§ **Given task**: Return each line of the records with nothing changed, pictures excepted.

++++++

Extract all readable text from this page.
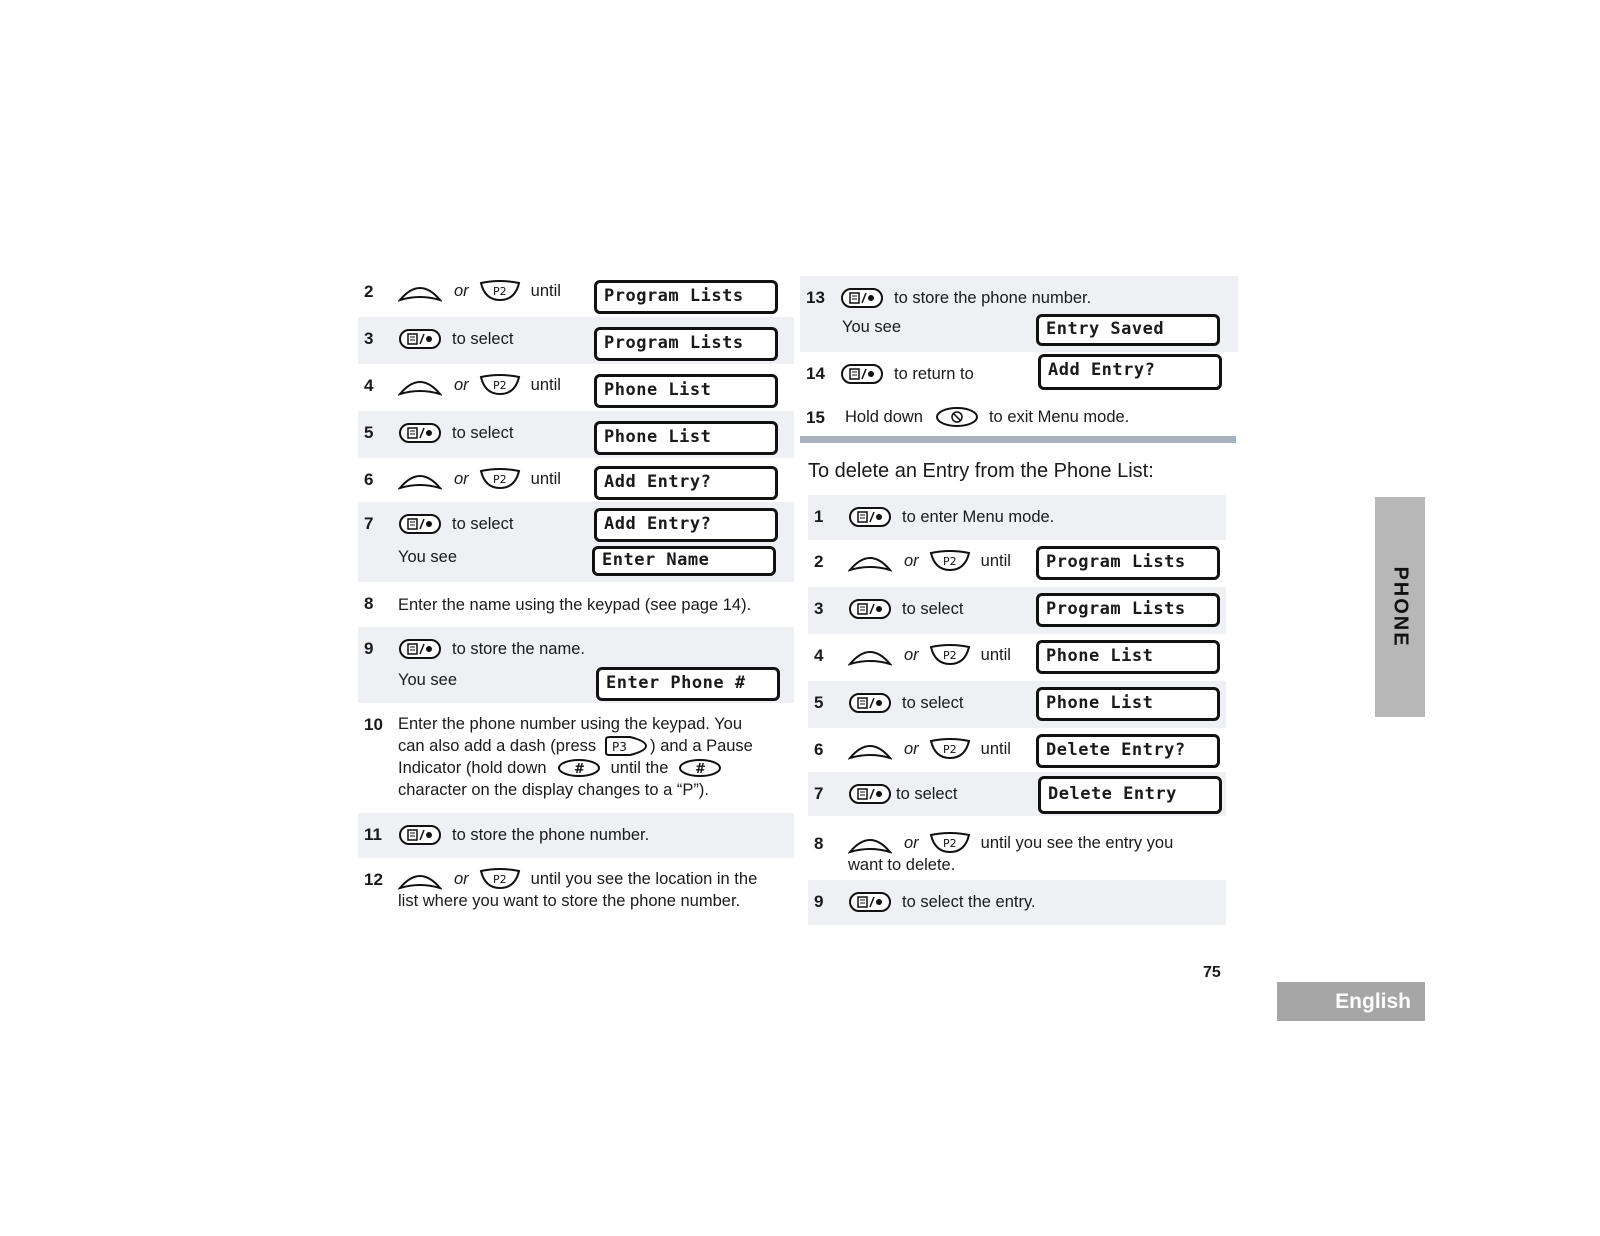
2	or P2 until	Program Lists
3	to select	Program Lists
4	or P2 until	Phone List
5	to select	Phone List
6	or P2 until	Add Entry?
7	to select	Add Entry?
You see	Enter Name
8 Enter the name using the keypad (see page 14).
9	to store the name.
You see	Enter Phone #
10 Enter the phone number using the keypad. You
can also add a dash (press P3 ) and a Pause
Indicator (hold down # until the #
character on the display changes to a “P”).
11	to store the phone number.
12	or P2 until you see the location in the
list where you want to store the phone number.
13	to store the phone number.
You see	Entry Saved
14	to return to	Add Entry?
15 Hold down	to exit Menu mode.
To delete an Entry from the Phone List:
1	to enter Menu mode.
2	or P2 until	Program Lists
3	to select	Program Lists
4	or P2 until	Phone List
5	to select	Phone List
6	or P2 until	Delete Entry?
7	to select	Delete Entry
8	or P2 until you see the entry you
want to delete.
9	to select the entry.
PHONE
75
English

++++++

§ **Worked answer**:
Extract all readable text from this page.
2	or P2 until	Program Lists
3	to select	Program Lists
4	or P2 until	Phone List
5	to select	Phone List
6	or P2 until	Add Entry?
7	to select	Add Entry?
You see	Enter Name
8 Enter the name using the keypad (see page 14).
9	to store the name.
You see	Enter Phone #
10 Enter the phone number using the keypad. You
can also add a dash (press P3 ) and a Pause
Indicator (hold down # until the #
character on the display changes to a “P”).
11	to store the phone number.
12	or P2 until you see the location in the
list where you want to store the phone number.
13	to store the phone number.
You see	Entry Saved
14	to return to	Add Entry?
15 Hold down	to exit Menu mode.
To delete an Entry from the Phone List:
1	to enter Menu mode.
2	or P2 until	Program Lists
3	to select	Program Lists
4	or P2 until	Phone List
5	to select	Phone List
6	or P2 until	Delete Entry?
7	to select	Delete Entry
8	or P2 until you see the entry you
want to delete.
9	to select the entry.
PHONE
75
English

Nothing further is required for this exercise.